### Problem requirements
Transcribe every line exactly and omit anything that is a picture.

____________

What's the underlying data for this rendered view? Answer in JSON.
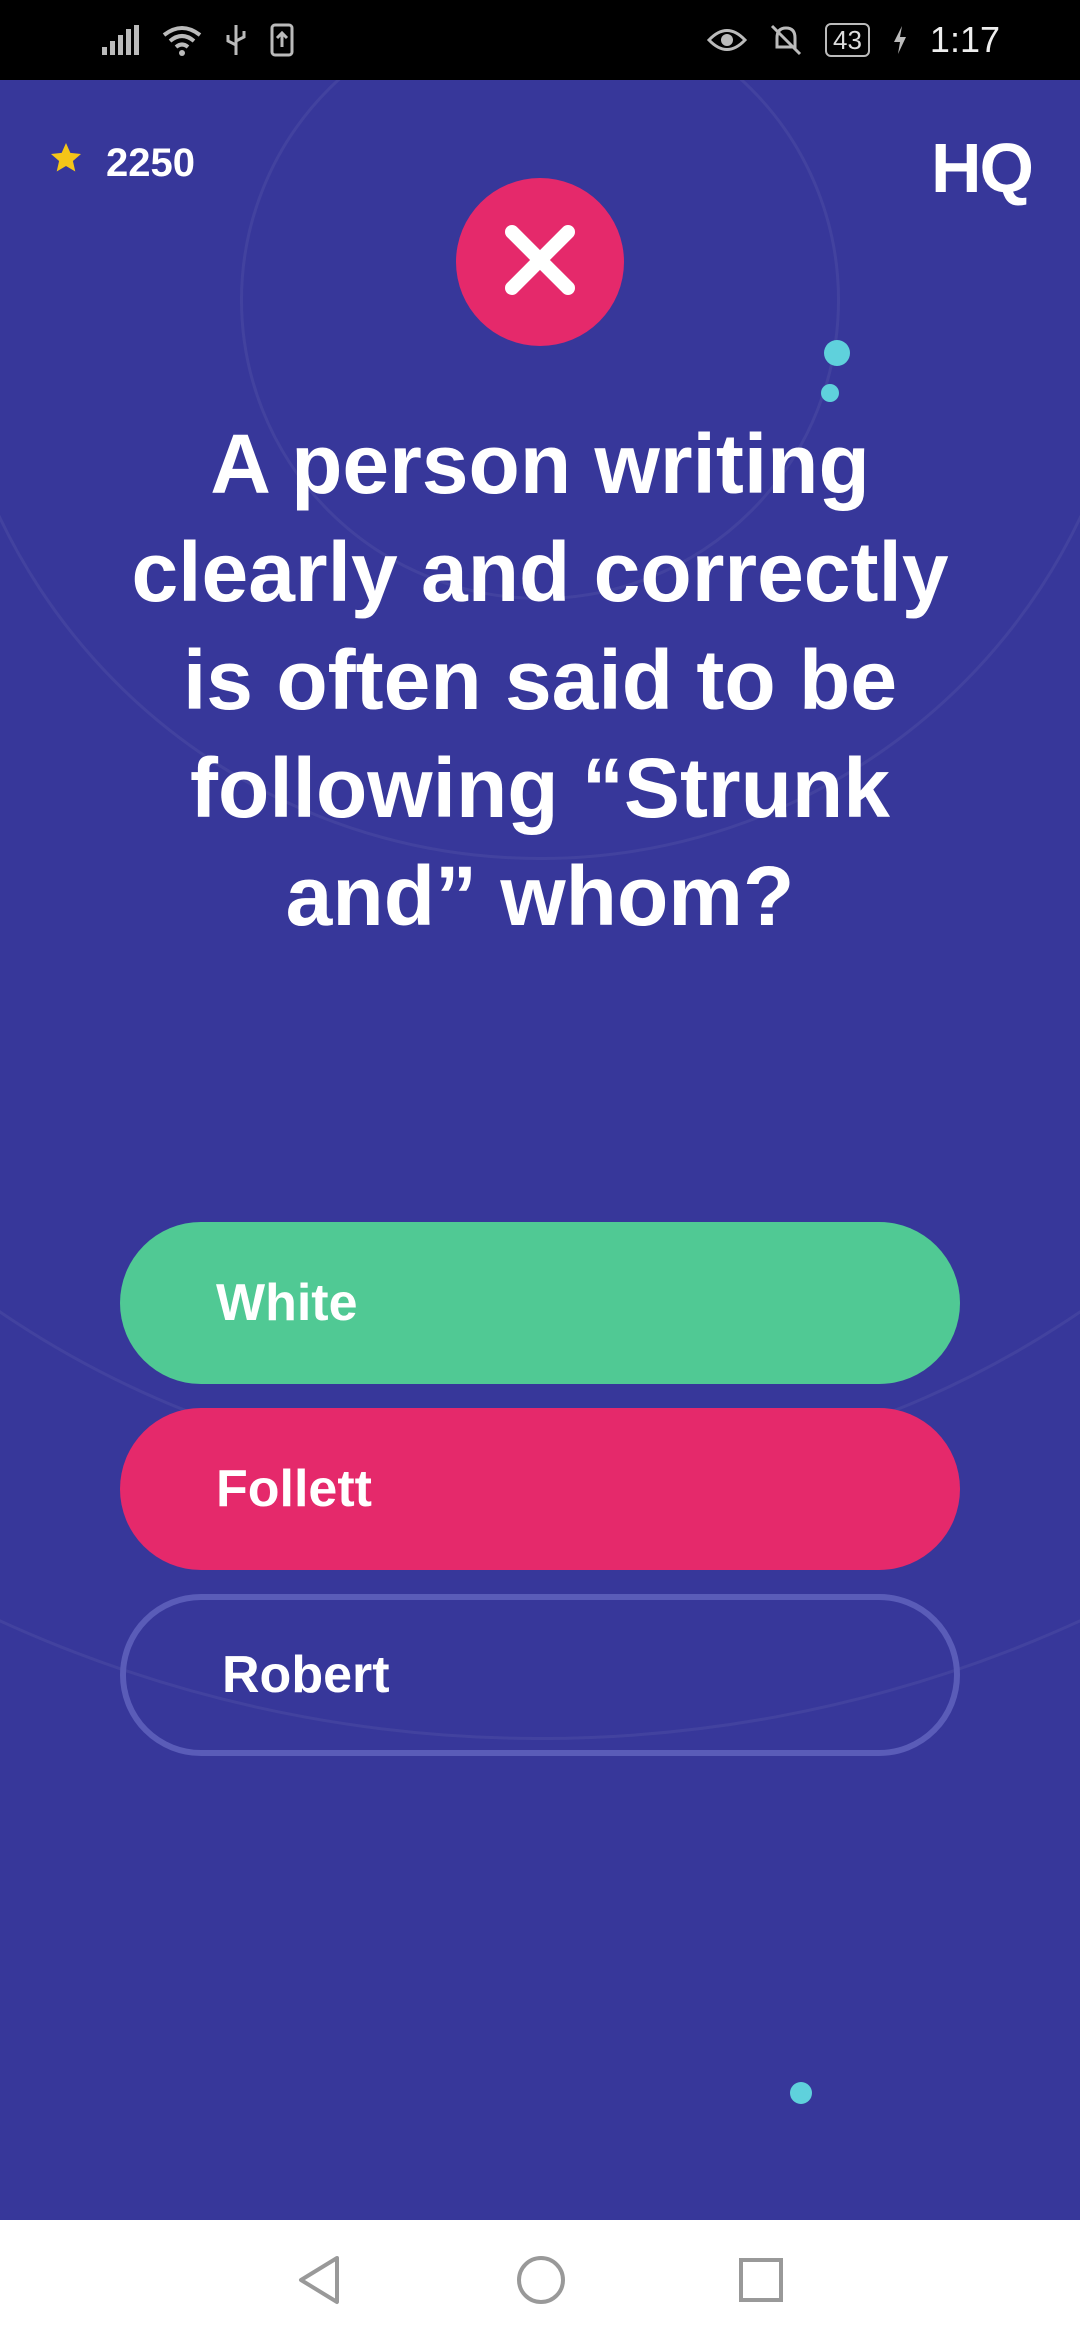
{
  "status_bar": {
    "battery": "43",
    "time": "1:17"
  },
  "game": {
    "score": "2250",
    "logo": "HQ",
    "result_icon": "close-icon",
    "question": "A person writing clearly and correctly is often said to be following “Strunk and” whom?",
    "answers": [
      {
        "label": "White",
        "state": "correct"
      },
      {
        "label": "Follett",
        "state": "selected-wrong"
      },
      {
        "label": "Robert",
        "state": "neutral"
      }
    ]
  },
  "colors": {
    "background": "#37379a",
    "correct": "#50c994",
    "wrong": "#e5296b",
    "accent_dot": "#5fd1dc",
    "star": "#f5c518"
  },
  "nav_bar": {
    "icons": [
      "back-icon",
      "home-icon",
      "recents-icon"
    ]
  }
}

____________

### Exercise response
What's the underlying data for this rendered view? Answer in JSON.
{
  "status_bar": {
    "battery": "43",
    "time": "1:17"
  },
  "game": {
    "score": "2250",
    "logo": "HQ",
    "result_icon": "close-icon",
    "question": "A person writing clearly and correctly is often said to be following “Strunk and” whom?",
    "answers": [
      {
        "label": "White",
        "state": "correct"
      },
      {
        "label": "Follett",
        "state": "selected-wrong"
      },
      {
        "label": "Robert",
        "state": "neutral"
      }
    ]
  },
  "colors": {
    "background": "#37379a",
    "correct": "#50c994",
    "wrong": "#e5296b",
    "accent_dot": "#5fd1dc",
    "star": "#f5c518"
  },
  "nav_bar": {
    "icons": [
      "back-icon",
      "home-icon",
      "recents-icon"
    ]
  }
}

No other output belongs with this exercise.